SOURCE DOCUMENT
* Begin *
A Novel Robust Blind Digital Image Watermarking Scheme Against JPEG2000 Compression

Abstract

In this paper, a novel robust blind digital image water marking scheme is proposed by jointly using discrete wavelet transform (DWT), stationary wavelet transform (SWT), discrete cosine transform (DCT) and singular value decomposition (SVD). Firstly host image is decomposed by DWT and the obtained approximation coefficient is portioned into non-overlapping blocks. For each block, SWT is applied to affine redundant low frequency sub-bands which are subsequently processed by DCT and SVD. Watermark bit is embedded through quantifying the obtained greatest singular value. Extraction of proposed scheme is blind without any referring to the original image or watermark. Experimental result show that watermarked image is visually invisible of which peak signal to noise ratio (PSNR) is above 44 dB. Besides, by comparing with other DWT-SVD robust watermarking approaches, proposed scheme significantly outperforms in robustness against JPEG2000 compression. Performance of proposed scheme is also superior or competitive against other attacks such as rotation, filter or scaling.

1 Introduction

With the popularization and ripeness of the Internet, efficient storage management, rapid transmission and sharing, and real-time analysis and processing of digital multimedia data have gradually become an indispensable part of people’s daily life. Due to the openness and compatibility of Internet, it’s simple and convenient for people to access and obtain digital resources. However, under such circumstance, security of digital media has been greatly threatened and challenged for numerous digital products being copied, tampered and spread without the permission of copyrights’ owners. Through illegal copying, huge profits have been made by criminals, which heavily threaten the development of digital media industry.
* End *
REQUIREMENTS
[A] Write out the stretch of the watermarking paper from "1 Introduction" through "digital media industry.", swapping "Internet" for "web" each time it appears.
[B] Carry the introduction of the watermarking paper forward with the next part, starting after its last sentence.
The items after this point are separate material and not part of the watermarking paper.

Stored data:
* Begin *
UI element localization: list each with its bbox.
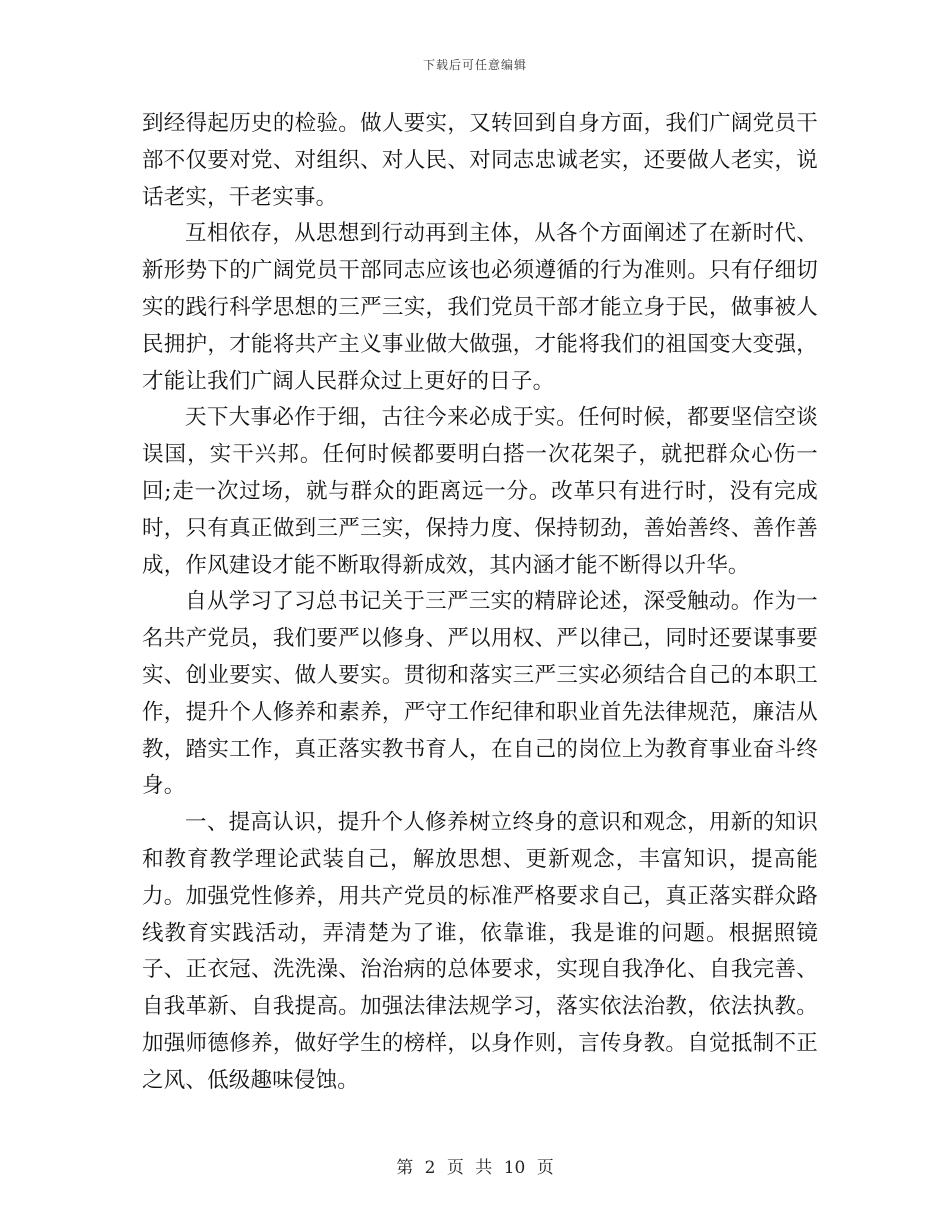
paragraph-continuation: 到经得起历史的检验。做人要实，又转回到自身方面，我们广阔党员干部不仅要对党、对组织、对人民、对同志忠诚老实，还要做人老实，说话老实，干老实事。 (142, 111, 818, 210)
paragraph: 自从学习了习总书记关于三严三实的精辟论述，深受触动。作为一名共产党员，我们要严以修身、严以用权、严以律己，同时还要谋事要实、创业要实、做人要实。贯彻和落实三严三实必须结合自己的本职工作，提升个人修养和素养，严守工作纪律和职业首先法律规范，廉洁从教，踏实工作，真正落实教书育人，在自己的岗位上为教育事业奋斗终身。 (142, 589, 818, 799)
paragraph: 互相依存，从思想到行动再到主体，从各个方面阐述了在新时代、新形势下的广阔党员干部同志应该也必须遵循的行为准则。只有仔细切实的践行科学思想的三严三实，我们党员干部才能立身于民，做事被人民拥护，才能将共产主义事业做大做强，才能将我们的祖国变大变强，才能让我们广阔人民群众过上更好的日子。 (142, 221, 818, 394)
page-header: 下载后可任意编辑 (422, 58, 527, 72)
page-number-footer: 第 2 页 共 10 页 (396, 1158, 554, 1178)
paragraph: 一、提高认识，提升个人修养树立终身的意识和观念，用新的知识和教育教学理论武装自己，解放思想、更新观念，丰富知识，提高能力。加强党性修养，用共产党员的标准严格要求自己，真正落实群众路线教育实践活动，弄清楚为了谁，依靠谁，我是谁的问题。根据照镜子、正衣冠、洗洗澡、治治病的总体要求，实现自我净化、自我完善、自我革新、自我提高。加强法律法规学习，落实依法治教，依法执教。加强师德修养，做好学生的榜样，以身作则，言传身教。自觉抵制不正之风、低级趣味侵蚀。 (142, 810, 818, 1093)
document-body (142, 106, 818, 1100)
paragraph: 天下大事必作于细，古往今来必成于实。任何时候，都要坚信空谈误国，实干兴邦。任何时候都要明白搭一次花架子，就把群众心伤一回;走一次过场，就与群众的距离远一分。改革只有进行时，没有完成时，只有真正做到三严三实，保持力度、保持韧劲，善始善终、善作善成，作风建设才能不断取得新成效，其内涵才能不断得以升华。 (142, 405, 818, 578)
* End *
RESULTS OF THE EXERCISE
[A]
1 Introduction

With the popularization and ripeness of the web, efficient storage management, rapid transmission and sharing, and real-time analysis and processing of digital multimedia data have gradually become an indispensable part of people’s daily life. Due to the openness and compatibility of web, it’s simple and convenient for people to access and obtain digital resources. However, under such circumstance, security of digital media has been greatly threatened and challenged for numerous digital products being copied, tampered and spread without the permission of copyrights’ owners. Through illegal copying, huge profits have been made by criminals, which heavily threaten the development of digital media industry.

[B]
Digital watermarking, as an efficient authentication approach for copyright protection, is an important brunch of information security. Digital image is a key part of digital multimedia resources, thus digital image watermarking has been the essential aspects of watermarking technology. Digital watermarking protects the copyright of digits images by embedding watermarks into host images. In the implement of copyright protection, the visual quality of watermarked image should not be significantly reduced; on the other hand, watermarking information should be robust of which most part can be detected and extracted after interference and attacking.

Since to deliver raw image greatly challenges storage and transmission bandwidth, it’s necessary to have digital images compressed. JPEG2000 is discrete wavelet based still-image compression standard proposed by Joint Photographic Expert Group (JPEG). Taking advantages of discrete wavelet transform (DWT) and EB2COT encoding, JPEG2000 supports multi-resolution progressive representation and outperforms JPEG standard in reconstruction quality and compression ratio. However, in most scenes, JPEG2000 is applied as lossy compression scheme which brings distortion to watermarked image. In this paper, we focus in designing an efficient watermarking scheme against JPEG2000 compression.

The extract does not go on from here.